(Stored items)
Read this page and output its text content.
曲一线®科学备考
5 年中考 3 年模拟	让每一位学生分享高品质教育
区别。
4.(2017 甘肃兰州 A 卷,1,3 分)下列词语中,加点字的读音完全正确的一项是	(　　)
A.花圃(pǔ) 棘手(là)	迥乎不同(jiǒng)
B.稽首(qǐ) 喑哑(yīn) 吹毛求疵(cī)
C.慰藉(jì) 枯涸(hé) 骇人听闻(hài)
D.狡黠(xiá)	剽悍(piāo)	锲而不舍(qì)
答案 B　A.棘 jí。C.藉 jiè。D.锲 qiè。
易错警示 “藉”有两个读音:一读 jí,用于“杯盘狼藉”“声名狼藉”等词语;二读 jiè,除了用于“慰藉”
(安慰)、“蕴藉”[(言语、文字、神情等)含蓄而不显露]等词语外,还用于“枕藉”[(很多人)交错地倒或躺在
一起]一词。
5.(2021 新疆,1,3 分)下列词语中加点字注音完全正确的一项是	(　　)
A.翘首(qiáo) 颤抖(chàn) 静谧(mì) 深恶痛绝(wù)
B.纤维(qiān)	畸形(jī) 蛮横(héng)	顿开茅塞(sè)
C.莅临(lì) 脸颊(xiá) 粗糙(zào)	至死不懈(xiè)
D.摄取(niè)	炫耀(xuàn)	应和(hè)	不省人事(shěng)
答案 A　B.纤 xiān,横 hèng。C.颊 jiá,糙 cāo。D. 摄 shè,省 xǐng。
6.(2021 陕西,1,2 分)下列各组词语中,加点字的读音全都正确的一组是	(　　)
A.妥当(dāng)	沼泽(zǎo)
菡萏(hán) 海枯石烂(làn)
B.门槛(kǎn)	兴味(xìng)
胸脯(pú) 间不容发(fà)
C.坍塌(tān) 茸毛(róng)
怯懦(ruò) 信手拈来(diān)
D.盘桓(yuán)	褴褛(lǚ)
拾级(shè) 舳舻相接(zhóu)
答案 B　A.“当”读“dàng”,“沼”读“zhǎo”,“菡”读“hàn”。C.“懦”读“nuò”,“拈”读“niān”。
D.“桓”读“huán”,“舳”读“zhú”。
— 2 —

### TASK PROMPT
Please repeat the listing above in full and exactly.

### RESULT OF THIS TASK
Read this page and output its text content.
曲一线®科学备考
5 年中考 3 年模拟	让每一位学生分享高品质教育
区别。
4.(2017 甘肃兰州 A 卷,1,3 分)下列词语中,加点字的读音完全正确的一项是	(　　)
A.花圃(pǔ) 棘手(là)	迥乎不同(jiǒng)
B.稽首(qǐ) 喑哑(yīn) 吹毛求疵(cī)
C.慰藉(jì) 枯涸(hé) 骇人听闻(hài)
D.狡黠(xiá)	剽悍(piāo)	锲而不舍(qì)
答案 B　A.棘 jí。C.藉 jiè。D.锲 qiè。
易错警示 “藉”有两个读音:一读 jí,用于“杯盘狼藉”“声名狼藉”等词语;二读 jiè,除了用于“慰藉”
(安慰)、“蕴藉”[(言语、文字、神情等)含蓄而不显露]等词语外,还用于“枕藉”[(很多人)交错地倒或躺在
一起]一词。
5.(2021 新疆,1,3 分)下列词语中加点字注音完全正确的一项是	(　　)
A.翘首(qiáo) 颤抖(chàn) 静谧(mì) 深恶痛绝(wù)
B.纤维(qiān)	畸形(jī) 蛮横(héng)	顿开茅塞(sè)
C.莅临(lì) 脸颊(xiá) 粗糙(zào)	至死不懈(xiè)
D.摄取(niè)	炫耀(xuàn)	应和(hè)	不省人事(shěng)
答案 A　B.纤 xiān,横 hèng。C.颊 jiá,糙 cāo。D. 摄 shè,省 xǐng。
6.(2021 陕西,1,2 分)下列各组词语中,加点字的读音全都正确的一组是	(　　)
A.妥当(dāng)	沼泽(zǎo)
菡萏(hán) 海枯石烂(làn)
B.门槛(kǎn)	兴味(xìng)
胸脯(pú) 间不容发(fà)
C.坍塌(tān) 茸毛(róng)
怯懦(ruò) 信手拈来(diān)
D.盘桓(yuán)	褴褛(lǚ)
拾级(shè) 舳舻相接(zhóu)
答案 B　A.“当”读“dàng”,“沼”读“zhǎo”,“菡”读“hàn”。C.“懦”读“nuò”,“拈”读“niān”。
D.“桓”读“huán”,“舳”读“zhú”。
— 2 —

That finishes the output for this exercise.